» Problem details
Print all of the data exactly.
+--
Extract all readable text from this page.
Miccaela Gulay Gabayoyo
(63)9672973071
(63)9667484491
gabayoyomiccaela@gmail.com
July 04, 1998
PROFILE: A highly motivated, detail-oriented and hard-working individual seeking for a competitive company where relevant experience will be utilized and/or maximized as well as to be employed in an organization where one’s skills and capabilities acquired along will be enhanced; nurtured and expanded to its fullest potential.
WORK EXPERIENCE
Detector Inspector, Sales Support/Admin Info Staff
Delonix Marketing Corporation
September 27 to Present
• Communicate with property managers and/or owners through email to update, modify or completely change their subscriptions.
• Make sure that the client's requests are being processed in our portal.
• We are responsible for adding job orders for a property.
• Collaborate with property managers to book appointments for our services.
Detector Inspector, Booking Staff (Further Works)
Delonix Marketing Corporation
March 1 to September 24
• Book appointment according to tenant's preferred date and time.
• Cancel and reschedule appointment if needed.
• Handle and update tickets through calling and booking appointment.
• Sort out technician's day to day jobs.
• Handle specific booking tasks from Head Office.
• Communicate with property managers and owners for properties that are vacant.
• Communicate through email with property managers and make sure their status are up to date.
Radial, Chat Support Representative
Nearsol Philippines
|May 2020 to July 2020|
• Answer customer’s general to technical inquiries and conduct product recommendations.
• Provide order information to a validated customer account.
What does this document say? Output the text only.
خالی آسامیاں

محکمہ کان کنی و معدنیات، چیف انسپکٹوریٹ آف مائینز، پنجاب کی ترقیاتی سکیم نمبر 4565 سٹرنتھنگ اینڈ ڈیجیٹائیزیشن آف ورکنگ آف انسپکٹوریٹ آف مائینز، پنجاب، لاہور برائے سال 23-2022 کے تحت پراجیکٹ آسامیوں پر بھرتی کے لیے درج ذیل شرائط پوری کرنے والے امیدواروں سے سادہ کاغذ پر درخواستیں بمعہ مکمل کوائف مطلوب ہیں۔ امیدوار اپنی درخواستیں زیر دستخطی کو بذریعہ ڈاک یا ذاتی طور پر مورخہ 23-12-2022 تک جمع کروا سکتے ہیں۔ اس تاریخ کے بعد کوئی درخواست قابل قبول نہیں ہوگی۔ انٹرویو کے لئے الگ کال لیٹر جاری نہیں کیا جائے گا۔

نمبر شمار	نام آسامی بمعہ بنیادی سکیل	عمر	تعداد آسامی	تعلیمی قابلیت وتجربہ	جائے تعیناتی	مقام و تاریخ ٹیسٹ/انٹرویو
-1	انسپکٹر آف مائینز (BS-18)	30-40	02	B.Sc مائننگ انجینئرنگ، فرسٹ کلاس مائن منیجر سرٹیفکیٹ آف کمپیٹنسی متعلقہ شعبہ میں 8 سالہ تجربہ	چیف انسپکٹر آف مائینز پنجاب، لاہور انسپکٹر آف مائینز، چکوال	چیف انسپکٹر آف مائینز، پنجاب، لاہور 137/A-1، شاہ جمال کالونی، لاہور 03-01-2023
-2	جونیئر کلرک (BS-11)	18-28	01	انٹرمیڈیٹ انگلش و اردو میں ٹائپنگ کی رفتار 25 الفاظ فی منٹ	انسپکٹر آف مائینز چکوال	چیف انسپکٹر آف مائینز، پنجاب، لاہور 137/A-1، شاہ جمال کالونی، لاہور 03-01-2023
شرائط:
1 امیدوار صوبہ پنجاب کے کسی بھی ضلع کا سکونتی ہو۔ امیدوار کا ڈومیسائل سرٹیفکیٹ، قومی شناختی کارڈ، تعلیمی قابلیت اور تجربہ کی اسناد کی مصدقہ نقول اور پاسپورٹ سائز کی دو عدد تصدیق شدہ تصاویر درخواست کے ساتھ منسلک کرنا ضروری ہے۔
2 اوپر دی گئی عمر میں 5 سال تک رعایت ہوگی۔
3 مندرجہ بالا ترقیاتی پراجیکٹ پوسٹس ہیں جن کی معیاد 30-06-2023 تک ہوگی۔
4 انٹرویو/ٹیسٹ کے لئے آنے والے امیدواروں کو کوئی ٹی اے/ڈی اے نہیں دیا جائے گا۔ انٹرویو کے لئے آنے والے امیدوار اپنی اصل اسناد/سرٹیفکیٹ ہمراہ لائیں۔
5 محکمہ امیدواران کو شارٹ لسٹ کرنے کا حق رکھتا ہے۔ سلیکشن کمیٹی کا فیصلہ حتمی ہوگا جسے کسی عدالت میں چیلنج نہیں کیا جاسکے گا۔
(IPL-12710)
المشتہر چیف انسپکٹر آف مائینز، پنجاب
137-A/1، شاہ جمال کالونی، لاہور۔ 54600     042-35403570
+--
» Written solution
Extract all readable text from this page.
Miccaela Gulay Gabayoyo
(63)9672973071
(63)9667484491
gabayoyomiccaela@gmail.com
July 04, 1998
PROFILE: A highly motivated, detail-oriented and hard-working individual seeking for a competitive company where relevant experience will be utilized and/or maximized as well as to be employed in an organization where one’s skills and capabilities acquired along will be enhanced; nurtured and expanded to its fullest potential.
WORK EXPERIENCE
Detector Inspector, Sales Support/Admin Info Staff
Delonix Marketing Corporation
September 27 to Present
• Communicate with property managers and/or owners through email to update, modify or completely change their subscriptions.
• Make sure that the client's requests are being processed in our portal.
• We are responsible for adding job orders for a property.
• Collaborate with property managers to book appointments for our services.
Detector Inspector, Booking Staff (Further Works)
Delonix Marketing Corporation
March 1 to September 24
• Book appointment according to tenant's preferred date and time.
• Cancel and reschedule appointment if needed.
• Handle and update tickets through calling and booking appointment.
• Sort out technician's day to day jobs.
• Handle specific booking tasks from Head Office.
• Communicate with property managers and owners for properties that are vacant.
• Communicate through email with property managers and make sure their status are up to date.
Radial, Chat Support Representative
Nearsol Philippines
|May 2020 to July 2020|
• Answer customer’s general to technical inquiries and conduct product recommendations.
• Provide order information to a validated customer account.
What does this document say? Output the text only.
خالی آسامیاں

محکمہ کان کنی و معدنیات، چیف انسپکٹوریٹ آف مائینز، پنجاب کی ترقیاتی سکیم نمبر 4565 سٹرنتھنگ اینڈ ڈیجیٹائیزیشن آف ورکنگ آف انسپکٹوریٹ آف مائینز، پنجاب، لاہور برائے سال 23-2022 کے تحت پراجیکٹ آسامیوں پر بھرتی کے لیے درج ذیل شرائط پوری کرنے والے امیدواروں سے سادہ کاغذ پر درخواستیں بمعہ مکمل کوائف مطلوب ہیں۔ امیدوار اپنی درخواستیں زیر دستخطی کو بذریعہ ڈاک یا ذاتی طور پر مورخہ 23-12-2022 تک جمع کروا سکتے ہیں۔ اس تاریخ کے بعد کوئی درخواست قابل قبول نہیں ہوگی۔ انٹرویو کے لئے الگ کال لیٹر جاری نہیں کیا جائے گا۔

نمبر شمار	نام آسامی بمعہ بنیادی سکیل	عمر	تعداد آسامی	تعلیمی قابلیت وتجربہ	جائے تعیناتی	مقام و تاریخ ٹیسٹ/انٹرویو
-1	انسپکٹر آف مائینز (BS-18)	30-40	02	B.Sc مائننگ انجینئرنگ، فرسٹ کلاس مائن منیجر سرٹیفکیٹ آف کمپیٹنسی متعلقہ شعبہ میں 8 سالہ تجربہ	چیف انسپکٹر آف مائینز پنجاب، لاہور انسپکٹر آف مائینز، چکوال	چیف انسپکٹر آف مائینز، پنجاب، لاہور 137/A-1، شاہ جمال کالونی، لاہور 03-01-2023
-2	جونیئر کلرک (BS-11)	18-28	01	انٹرمیڈیٹ انگلش و اردو میں ٹائپنگ کی رفتار 25 الفاظ فی منٹ	انسپکٹر آف مائینز چکوال	چیف انسپکٹر آف مائینز، پنجاب، لاہور 137/A-1، شاہ جمال کالونی، لاہور 03-01-2023
شرائط:
1 امیدوار صوبہ پنجاب کے کسی بھی ضلع کا سکونتی ہو۔ امیدوار کا ڈومیسائل سرٹیفکیٹ، قومی شناختی کارڈ، تعلیمی قابلیت اور تجربہ کی اسناد کی مصدقہ نقول اور پاسپورٹ سائز کی دو عدد تصدیق شدہ تصاویر درخواست کے ساتھ منسلک کرنا ضروری ہے۔
2 اوپر دی گئی عمر میں 5 سال تک رعایت ہوگی۔
3 مندرجہ بالا ترقیاتی پراجیکٹ پوسٹس ہیں جن کی معیاد 30-06-2023 تک ہوگی۔
4 انٹرویو/ٹیسٹ کے لئے آنے والے امیدواروں کو کوئی ٹی اے/ڈی اے نہیں دیا جائے گا۔ انٹرویو کے لئے آنے والے امیدوار اپنی اصل اسناد/سرٹیفکیٹ ہمراہ لائیں۔
5 محکمہ امیدواران کو شارٹ لسٹ کرنے کا حق رکھتا ہے۔ سلیکشن کمیٹی کا فیصلہ حتمی ہوگا جسے کسی عدالت میں چیلنج نہیں کیا جاسکے گا۔
(IPL-12710)
المشتہر چیف انسپکٹر آف مائینز، پنجاب
137-A/1، شاہ جمال کالونی، لاہور۔ 54600     042-35403570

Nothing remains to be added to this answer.